Ernesto Neto’s “batucada” at MAAT
Surdo, cuíca, chocalho, pandeiro, agogô, repique: one does not need to know the instruments’ vocabulary by heart to enjoy Ernesto Neto’s fun. Neither one needs to be Brazilian, know how to play nor have any sense of rhythm. Since May, when the Rio de Janeiro artist premiered the installation Nosso Barco Tambor Terra at MAAT, arriving at the museum is to let oneself be carried away by the multicoloured dysrhythmia of the batuque, regardless of one’s age or nationality. Sheer joy in art form!
The opening ceremony was a collective catharsis. Brazilian musicians joined Lisbon’s samba and drum circles – there were about sixty professional and amateur percussionists – and, within the first few minutes of the exhibition, the public organically flooded into the installation and seized the instruments to add to the batucada. The work, stretching the entire length of Sala Oval, is formed by a crocheted mesh of hundreds of metres of chita (a printed cotton fabric widely popular in Brazil), forming a gigantic tent. Typical of Ernesto Neto’s work, the weights and counterweights shaped as droplets are what hold this mesh in the air. As explained by the exhibition’s curator Jacopo Crivelli Visconti, his work always emphasises gravity: the centre of the earth, the life force.

## Excerpted records

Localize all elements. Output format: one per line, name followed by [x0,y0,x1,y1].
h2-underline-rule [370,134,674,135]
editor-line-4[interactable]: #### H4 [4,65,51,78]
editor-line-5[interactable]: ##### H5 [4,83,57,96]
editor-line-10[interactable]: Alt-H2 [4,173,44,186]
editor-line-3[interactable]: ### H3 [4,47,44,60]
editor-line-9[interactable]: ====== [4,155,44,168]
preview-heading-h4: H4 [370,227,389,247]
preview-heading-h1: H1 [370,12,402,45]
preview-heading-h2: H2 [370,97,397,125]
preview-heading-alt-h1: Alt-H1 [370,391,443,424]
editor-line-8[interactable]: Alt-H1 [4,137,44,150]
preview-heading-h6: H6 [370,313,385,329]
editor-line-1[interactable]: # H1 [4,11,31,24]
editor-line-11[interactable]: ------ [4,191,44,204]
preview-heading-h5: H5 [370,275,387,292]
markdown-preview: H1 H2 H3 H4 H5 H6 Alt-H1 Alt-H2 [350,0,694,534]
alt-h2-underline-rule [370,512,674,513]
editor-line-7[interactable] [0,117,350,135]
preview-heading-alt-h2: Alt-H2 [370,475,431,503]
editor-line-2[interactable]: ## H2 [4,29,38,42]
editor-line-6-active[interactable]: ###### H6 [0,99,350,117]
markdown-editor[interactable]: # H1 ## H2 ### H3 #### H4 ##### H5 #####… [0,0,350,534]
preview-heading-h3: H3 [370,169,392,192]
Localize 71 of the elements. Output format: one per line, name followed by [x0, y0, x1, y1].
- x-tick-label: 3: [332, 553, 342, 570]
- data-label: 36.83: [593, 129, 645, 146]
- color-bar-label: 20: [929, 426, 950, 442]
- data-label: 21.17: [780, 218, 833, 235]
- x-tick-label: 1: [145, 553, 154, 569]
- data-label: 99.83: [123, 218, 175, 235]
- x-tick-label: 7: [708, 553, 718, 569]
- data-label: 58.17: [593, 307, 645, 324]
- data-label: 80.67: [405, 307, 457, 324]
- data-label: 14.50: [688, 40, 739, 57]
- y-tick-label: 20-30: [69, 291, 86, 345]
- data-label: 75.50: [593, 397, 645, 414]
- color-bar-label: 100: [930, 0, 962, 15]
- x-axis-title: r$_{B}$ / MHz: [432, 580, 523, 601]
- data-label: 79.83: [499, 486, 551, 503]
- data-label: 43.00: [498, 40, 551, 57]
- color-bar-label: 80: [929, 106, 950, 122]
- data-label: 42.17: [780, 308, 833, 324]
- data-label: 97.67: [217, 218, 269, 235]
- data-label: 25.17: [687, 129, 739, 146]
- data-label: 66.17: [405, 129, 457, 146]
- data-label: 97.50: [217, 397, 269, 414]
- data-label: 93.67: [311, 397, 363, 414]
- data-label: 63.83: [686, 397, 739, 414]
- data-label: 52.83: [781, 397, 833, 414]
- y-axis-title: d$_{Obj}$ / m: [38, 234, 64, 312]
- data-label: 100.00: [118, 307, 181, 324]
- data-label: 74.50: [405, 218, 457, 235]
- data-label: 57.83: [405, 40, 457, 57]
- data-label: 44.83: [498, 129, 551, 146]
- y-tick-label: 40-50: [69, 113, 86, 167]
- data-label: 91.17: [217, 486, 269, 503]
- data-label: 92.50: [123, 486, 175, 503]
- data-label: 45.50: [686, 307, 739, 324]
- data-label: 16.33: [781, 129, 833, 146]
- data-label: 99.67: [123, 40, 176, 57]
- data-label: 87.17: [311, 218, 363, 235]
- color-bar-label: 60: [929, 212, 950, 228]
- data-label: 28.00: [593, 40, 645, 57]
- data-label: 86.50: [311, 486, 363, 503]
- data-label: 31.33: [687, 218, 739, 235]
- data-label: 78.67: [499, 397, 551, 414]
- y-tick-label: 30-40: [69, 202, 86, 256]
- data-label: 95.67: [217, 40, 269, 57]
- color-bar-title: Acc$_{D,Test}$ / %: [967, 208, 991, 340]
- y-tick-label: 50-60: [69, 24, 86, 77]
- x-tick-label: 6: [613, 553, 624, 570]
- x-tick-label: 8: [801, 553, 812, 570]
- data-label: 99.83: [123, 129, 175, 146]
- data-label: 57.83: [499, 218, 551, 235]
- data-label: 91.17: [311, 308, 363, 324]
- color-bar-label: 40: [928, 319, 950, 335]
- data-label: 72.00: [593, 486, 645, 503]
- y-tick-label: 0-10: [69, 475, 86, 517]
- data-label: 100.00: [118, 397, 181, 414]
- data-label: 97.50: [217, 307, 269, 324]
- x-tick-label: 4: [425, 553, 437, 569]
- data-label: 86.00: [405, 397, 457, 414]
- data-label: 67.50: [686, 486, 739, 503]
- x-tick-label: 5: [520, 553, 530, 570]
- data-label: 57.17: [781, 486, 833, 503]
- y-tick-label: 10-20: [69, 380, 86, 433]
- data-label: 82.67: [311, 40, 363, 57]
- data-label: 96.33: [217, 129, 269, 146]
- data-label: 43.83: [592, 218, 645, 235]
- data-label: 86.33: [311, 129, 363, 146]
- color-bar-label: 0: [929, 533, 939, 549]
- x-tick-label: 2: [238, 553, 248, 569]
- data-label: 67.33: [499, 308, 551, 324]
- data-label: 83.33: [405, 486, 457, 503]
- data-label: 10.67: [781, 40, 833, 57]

## What is required
In the passage about Ernesto Neto's installation at MAAT, what holds the crocheted mesh in the air?

## Exercise output
Weights and counterweights shaped as droplets hold the mesh in the air.